[Data excerpts]
• • •

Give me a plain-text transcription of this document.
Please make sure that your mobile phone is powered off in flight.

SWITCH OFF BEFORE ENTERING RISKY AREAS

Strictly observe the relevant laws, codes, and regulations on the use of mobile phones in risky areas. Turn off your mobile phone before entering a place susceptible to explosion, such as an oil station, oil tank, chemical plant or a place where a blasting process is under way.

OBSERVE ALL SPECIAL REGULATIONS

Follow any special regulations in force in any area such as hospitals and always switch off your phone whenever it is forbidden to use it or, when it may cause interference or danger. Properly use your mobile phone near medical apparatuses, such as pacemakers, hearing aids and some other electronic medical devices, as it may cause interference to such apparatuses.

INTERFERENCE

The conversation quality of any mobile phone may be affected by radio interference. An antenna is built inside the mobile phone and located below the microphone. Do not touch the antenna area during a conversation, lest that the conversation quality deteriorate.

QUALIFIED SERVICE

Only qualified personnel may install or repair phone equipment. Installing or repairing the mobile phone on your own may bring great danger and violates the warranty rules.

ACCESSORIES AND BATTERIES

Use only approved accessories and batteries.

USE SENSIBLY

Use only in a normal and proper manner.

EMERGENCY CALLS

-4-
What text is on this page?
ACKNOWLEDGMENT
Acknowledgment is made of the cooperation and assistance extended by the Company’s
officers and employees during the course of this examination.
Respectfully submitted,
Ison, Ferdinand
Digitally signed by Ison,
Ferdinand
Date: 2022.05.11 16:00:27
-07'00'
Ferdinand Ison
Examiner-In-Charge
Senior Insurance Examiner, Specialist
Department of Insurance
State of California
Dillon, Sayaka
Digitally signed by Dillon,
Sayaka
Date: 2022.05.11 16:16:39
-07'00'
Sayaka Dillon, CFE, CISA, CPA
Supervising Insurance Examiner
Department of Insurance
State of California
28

• • •

Set down each entry again, unchanged.

Give me a plain-text transcription of this document.
Please make sure that your mobile phone is powered off in flight.

SWITCH OFF BEFORE ENTERING RISKY AREAS

Strictly observe the relevant laws, codes, and regulations on the use of mobile phones in risky areas. Turn off your mobile phone before entering a place susceptible to explosion, such as an oil station, oil tank, chemical plant or a place where a blasting process is under way.

OBSERVE ALL SPECIAL REGULATIONS

Follow any special regulations in force in any area such as hospitals and always switch off your phone whenever it is forbidden to use it or, when it may cause interference or danger. Properly use your mobile phone near medical apparatuses, such as pacemakers, hearing aids and some other electronic medical devices, as it may cause interference to such apparatuses.

INTERFERENCE

The conversation quality of any mobile phone may be affected by radio interference. An antenna is built inside the mobile phone and located below the microphone. Do not touch the antenna area during a conversation, lest that the conversation quality deteriorate.

QUALIFIED SERVICE

Only qualified personnel may install or repair phone equipment. Installing or repairing the mobile phone on your own may bring great danger and violates the warranty rules.

ACCESSORIES AND BATTERIES

Use only approved accessories and batteries.

USE SENSIBLY

Use only in a normal and proper manner.

EMERGENCY CALLS

-4-
What text is on this page?
ACKNOWLEDGMENT
Acknowledgment is made of the cooperation and assistance extended by the Company’s
officers and employees during the course of this examination.
Respectfully submitted,
Ison, Ferdinand
Digitally signed by Ison,
Ferdinand
Date: 2022.05.11 16:00:27
-07'00'
Ferdinand Ison
Examiner-In-Charge
Senior Insurance Examiner, Specialist
Department of Insurance
State of California
Dillon, Sayaka
Digitally signed by Dillon,
Sayaka
Date: 2022.05.11 16:16:39
-07'00'
Sayaka Dillon, CFE, CISA, CPA
Supervising Insurance Examiner
Department of Insurance
State of California
28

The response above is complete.